> **GIVEN TASK**:
Which lines in the records below contain the word "Unterprogramm"? Copy each of them.
________________________
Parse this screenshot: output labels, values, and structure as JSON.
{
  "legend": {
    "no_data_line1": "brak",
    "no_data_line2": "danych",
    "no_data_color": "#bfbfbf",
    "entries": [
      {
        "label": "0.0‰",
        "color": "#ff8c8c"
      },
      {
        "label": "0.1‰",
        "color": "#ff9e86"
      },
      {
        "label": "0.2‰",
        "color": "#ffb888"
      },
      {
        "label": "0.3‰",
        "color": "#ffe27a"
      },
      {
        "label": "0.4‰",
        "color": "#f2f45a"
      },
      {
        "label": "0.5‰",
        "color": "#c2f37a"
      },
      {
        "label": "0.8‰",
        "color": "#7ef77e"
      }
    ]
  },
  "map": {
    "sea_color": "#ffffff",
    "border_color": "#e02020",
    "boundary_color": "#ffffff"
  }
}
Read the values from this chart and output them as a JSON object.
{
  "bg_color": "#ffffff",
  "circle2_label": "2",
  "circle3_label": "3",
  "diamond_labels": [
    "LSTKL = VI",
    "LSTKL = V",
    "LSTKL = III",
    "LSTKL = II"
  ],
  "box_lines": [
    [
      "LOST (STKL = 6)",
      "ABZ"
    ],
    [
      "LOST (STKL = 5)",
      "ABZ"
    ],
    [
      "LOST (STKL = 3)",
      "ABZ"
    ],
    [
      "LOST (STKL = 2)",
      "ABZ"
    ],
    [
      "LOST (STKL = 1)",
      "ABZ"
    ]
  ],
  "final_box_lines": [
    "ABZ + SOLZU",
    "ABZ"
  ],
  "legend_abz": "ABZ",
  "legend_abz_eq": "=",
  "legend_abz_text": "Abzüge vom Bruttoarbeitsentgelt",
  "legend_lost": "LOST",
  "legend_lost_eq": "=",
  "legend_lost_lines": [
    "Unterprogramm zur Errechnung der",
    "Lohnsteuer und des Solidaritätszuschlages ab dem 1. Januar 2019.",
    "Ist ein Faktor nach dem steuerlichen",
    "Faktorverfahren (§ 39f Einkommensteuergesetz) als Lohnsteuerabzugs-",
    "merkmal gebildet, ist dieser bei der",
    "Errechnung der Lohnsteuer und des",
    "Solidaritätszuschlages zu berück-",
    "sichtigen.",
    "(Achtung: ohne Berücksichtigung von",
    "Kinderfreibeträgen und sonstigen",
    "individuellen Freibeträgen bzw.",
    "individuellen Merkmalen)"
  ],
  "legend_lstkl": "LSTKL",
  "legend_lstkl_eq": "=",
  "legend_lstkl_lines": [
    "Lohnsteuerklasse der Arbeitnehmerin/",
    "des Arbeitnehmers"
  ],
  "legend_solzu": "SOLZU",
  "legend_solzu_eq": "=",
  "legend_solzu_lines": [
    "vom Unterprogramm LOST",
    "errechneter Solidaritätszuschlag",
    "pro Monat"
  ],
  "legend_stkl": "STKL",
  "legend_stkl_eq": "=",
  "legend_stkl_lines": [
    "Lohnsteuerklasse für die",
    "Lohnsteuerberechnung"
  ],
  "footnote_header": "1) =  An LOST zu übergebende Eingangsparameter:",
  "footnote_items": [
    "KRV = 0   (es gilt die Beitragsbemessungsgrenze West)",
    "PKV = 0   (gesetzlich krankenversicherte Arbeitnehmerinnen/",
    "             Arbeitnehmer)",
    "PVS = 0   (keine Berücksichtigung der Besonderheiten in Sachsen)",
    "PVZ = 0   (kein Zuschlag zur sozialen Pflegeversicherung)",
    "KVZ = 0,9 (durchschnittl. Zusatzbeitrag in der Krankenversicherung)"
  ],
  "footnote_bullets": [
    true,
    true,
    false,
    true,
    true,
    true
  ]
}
________________________
> **PROBLEM SOLUTION**:
    "Unterprogramm zur Errechnung der",
    "vom Unterprogramm LOST",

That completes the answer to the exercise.